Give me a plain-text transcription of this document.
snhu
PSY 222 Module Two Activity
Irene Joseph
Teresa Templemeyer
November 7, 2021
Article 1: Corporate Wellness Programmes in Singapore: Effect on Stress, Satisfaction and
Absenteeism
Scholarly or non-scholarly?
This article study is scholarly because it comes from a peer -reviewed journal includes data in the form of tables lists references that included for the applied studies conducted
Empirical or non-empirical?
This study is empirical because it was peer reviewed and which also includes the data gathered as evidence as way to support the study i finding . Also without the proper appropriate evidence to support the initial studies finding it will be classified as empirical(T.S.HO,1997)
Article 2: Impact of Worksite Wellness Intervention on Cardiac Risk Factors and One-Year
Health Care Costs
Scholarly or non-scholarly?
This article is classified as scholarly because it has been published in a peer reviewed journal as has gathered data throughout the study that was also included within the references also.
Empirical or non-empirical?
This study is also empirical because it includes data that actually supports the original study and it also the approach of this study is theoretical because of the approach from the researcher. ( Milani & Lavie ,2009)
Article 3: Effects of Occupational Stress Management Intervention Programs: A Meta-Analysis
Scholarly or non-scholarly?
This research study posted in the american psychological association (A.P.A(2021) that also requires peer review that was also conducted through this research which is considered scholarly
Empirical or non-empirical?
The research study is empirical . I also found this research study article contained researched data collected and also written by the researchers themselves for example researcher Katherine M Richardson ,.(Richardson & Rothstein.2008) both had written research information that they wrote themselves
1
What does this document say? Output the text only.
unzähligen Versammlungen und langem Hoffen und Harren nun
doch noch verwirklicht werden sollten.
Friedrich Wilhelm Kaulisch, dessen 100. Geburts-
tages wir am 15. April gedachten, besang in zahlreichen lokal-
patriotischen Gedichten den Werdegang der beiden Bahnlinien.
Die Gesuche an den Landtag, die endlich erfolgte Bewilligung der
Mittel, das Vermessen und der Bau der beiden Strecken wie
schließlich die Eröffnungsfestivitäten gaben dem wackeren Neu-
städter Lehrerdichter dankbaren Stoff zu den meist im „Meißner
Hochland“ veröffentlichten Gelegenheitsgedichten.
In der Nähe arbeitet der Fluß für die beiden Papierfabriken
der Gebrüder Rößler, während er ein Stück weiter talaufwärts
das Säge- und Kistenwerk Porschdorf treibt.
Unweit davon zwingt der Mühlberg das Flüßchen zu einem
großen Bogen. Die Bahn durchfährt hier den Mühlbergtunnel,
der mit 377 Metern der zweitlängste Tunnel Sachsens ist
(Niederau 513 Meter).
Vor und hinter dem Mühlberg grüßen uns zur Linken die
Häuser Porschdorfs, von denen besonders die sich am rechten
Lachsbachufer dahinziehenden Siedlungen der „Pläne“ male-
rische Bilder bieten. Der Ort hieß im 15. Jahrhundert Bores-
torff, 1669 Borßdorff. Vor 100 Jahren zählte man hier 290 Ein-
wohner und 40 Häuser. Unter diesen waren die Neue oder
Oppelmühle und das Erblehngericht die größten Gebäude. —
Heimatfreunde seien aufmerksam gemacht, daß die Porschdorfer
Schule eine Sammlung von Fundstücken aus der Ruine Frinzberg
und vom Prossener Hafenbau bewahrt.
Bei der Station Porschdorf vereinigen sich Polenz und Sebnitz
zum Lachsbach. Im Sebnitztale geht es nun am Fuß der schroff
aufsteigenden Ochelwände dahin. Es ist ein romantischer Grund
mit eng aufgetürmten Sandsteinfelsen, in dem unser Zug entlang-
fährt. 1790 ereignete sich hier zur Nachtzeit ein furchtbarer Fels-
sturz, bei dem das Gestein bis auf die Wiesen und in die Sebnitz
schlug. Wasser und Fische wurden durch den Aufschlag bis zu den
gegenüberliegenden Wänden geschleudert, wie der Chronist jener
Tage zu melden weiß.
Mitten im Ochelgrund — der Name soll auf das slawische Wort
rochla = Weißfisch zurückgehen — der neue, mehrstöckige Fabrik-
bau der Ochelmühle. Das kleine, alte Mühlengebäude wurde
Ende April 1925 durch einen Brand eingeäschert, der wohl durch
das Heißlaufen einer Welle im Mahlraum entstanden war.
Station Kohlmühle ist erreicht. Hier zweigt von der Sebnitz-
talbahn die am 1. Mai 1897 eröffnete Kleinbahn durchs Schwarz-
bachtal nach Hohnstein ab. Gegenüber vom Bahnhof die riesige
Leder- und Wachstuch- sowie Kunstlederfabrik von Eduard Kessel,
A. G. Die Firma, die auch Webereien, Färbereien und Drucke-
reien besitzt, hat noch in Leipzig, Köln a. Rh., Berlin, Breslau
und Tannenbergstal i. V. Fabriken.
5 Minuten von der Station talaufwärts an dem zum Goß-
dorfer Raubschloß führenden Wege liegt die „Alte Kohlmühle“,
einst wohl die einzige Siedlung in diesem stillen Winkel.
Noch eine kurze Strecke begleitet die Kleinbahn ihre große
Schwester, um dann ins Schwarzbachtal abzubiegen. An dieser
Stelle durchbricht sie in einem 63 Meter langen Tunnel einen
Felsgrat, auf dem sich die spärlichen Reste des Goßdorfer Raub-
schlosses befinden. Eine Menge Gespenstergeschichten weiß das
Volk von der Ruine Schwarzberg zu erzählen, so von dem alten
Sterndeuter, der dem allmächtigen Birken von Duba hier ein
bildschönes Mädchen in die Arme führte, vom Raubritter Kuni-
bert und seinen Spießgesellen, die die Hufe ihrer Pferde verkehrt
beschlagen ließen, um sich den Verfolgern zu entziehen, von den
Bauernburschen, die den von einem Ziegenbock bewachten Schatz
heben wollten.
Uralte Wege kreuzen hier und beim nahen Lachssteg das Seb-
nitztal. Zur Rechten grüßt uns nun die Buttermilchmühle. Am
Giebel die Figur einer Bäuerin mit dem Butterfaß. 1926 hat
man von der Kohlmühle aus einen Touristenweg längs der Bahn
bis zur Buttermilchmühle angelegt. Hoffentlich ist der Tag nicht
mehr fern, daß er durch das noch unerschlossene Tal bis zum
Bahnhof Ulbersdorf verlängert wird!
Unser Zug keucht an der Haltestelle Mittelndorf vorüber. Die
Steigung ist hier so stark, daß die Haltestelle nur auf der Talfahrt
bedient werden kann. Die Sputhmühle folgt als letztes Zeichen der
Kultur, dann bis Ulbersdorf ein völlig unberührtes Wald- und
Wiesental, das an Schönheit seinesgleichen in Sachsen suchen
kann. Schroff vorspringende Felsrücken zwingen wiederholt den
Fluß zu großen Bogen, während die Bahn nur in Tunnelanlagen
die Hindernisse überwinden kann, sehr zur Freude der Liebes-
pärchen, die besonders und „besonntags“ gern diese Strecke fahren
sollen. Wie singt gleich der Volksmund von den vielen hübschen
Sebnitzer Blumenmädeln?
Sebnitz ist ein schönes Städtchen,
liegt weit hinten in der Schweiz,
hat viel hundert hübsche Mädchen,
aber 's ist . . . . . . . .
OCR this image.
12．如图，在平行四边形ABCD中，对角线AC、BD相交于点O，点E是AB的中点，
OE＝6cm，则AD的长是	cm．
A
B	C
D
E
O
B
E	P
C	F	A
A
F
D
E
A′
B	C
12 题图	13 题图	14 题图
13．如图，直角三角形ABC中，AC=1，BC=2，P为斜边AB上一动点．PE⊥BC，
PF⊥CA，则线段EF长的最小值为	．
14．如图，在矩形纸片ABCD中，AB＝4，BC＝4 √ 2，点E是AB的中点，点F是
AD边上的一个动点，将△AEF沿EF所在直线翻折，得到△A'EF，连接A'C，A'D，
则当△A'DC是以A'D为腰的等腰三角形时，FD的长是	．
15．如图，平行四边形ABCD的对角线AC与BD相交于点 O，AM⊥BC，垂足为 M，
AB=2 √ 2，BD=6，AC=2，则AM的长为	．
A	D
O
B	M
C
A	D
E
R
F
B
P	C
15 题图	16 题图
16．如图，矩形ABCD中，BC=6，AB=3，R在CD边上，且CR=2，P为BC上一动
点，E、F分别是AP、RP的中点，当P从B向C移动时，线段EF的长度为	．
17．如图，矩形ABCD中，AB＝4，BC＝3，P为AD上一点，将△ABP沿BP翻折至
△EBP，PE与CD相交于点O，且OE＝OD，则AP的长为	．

▸ Your objective
Identify each line in the records above containing the word "großen"; copy those lines.

▸ Result
großen Bogen. Die Bahn durchfährt hier den Mühlbergtunnel,
Fluß zu großen Bogen, während die Bahn nur in Tunnelanlagen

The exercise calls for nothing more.